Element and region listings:
* begin *
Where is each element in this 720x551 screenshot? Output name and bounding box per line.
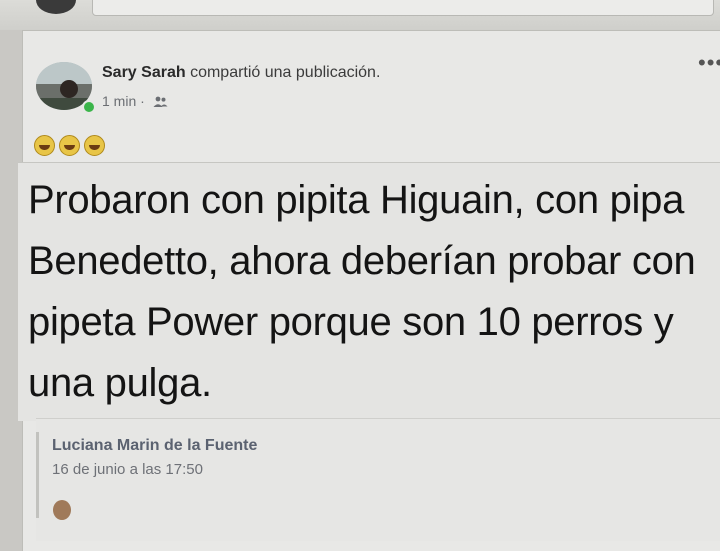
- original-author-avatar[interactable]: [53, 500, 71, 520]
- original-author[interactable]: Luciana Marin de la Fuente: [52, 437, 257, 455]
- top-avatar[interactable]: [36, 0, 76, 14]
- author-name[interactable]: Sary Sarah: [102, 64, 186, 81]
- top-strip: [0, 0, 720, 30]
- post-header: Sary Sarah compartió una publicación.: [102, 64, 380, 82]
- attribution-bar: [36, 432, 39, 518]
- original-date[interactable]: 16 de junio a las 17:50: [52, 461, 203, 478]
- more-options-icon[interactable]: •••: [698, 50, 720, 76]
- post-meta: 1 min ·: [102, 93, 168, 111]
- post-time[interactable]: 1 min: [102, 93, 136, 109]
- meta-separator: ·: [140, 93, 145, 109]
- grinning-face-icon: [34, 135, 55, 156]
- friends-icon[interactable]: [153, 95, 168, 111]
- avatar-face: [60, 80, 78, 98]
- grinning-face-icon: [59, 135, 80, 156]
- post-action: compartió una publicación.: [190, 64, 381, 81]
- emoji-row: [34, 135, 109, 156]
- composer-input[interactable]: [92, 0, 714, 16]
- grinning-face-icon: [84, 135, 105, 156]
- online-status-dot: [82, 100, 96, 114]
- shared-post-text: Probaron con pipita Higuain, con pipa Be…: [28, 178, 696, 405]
* end *
* begin *
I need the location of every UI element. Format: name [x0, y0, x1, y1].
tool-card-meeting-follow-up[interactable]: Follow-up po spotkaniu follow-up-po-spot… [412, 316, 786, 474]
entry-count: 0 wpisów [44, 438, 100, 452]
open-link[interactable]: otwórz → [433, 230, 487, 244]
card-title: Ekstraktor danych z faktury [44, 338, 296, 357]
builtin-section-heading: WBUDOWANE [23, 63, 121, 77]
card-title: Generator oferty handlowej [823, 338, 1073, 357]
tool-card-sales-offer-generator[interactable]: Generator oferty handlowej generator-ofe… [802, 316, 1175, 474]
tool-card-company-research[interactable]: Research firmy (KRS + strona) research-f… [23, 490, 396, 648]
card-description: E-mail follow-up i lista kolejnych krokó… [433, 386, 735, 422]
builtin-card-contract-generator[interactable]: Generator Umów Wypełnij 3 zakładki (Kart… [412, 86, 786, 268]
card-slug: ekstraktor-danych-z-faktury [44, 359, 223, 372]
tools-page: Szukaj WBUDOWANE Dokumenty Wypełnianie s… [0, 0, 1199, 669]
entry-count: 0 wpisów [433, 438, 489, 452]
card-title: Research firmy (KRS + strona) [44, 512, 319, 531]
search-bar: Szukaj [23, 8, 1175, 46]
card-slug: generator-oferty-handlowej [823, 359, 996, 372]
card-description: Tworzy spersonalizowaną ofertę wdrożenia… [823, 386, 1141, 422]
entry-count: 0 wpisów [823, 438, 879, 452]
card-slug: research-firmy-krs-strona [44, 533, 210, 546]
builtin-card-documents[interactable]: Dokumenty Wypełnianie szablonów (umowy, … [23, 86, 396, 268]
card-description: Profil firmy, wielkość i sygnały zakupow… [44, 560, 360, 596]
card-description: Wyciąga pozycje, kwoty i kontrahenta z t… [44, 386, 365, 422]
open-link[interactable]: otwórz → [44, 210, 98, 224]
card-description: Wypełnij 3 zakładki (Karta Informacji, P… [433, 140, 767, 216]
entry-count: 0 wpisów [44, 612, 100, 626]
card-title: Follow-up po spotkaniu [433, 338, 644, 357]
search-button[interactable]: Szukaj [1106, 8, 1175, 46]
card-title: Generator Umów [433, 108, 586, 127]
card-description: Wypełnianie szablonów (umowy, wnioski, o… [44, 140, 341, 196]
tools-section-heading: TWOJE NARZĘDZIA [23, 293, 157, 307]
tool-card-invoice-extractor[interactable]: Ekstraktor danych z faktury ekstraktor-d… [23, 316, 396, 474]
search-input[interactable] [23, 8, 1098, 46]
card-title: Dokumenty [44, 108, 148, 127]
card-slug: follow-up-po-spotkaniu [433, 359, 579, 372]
* end *
Starting at the line with "I need the location" and stopping after the line with "card-title: Research firmy", turn those lines of the records into a numbered list, leaving out any blank lines.

1. I need the location of every UI element. Format: name [x0, y0, x1, y1].
2. tool-card-meeting-follow-up[interactable]: Follow-up po spotkaniu follow-up-po-spot… [412, 316, 786, 474]
3. entry-count: 0 wpisów [44, 438, 100, 452]
4. open-link[interactable]: otwórz → [433, 230, 487, 244]
5. card-title: Ekstraktor danych z faktury [44, 338, 296, 357]
6. builtin-section-heading: WBUDOWANE [23, 63, 121, 77]
7. card-title: Generator oferty handlowej [823, 338, 1073, 357]
8. tool-card-sales-offer-generator[interactable]: Generator oferty handlowej generator-ofe… [802, 316, 1175, 474]
9. tool-card-company-research[interactable]: Research firmy (KRS + strona) research-f… [23, 490, 396, 648]
10. card-description: E-mail follow-up i lista kolejnych krokó… [433, 386, 735, 422]
11. builtin-card-contract-generator[interactable]: Generator Umów Wypełnij 3 zakładki (Kart… [412, 86, 786, 268]
12. card-slug: ekstraktor-danych-z-faktury [44, 359, 223, 372]
13. tools-page: Szukaj WBUDOWANE Dokumenty Wypełnianie s… [0, 0, 1199, 669]
14. entry-count: 0 wpisów [433, 438, 489, 452]
15. card-title: Research firmy (KRS + strona) [44, 512, 319, 531]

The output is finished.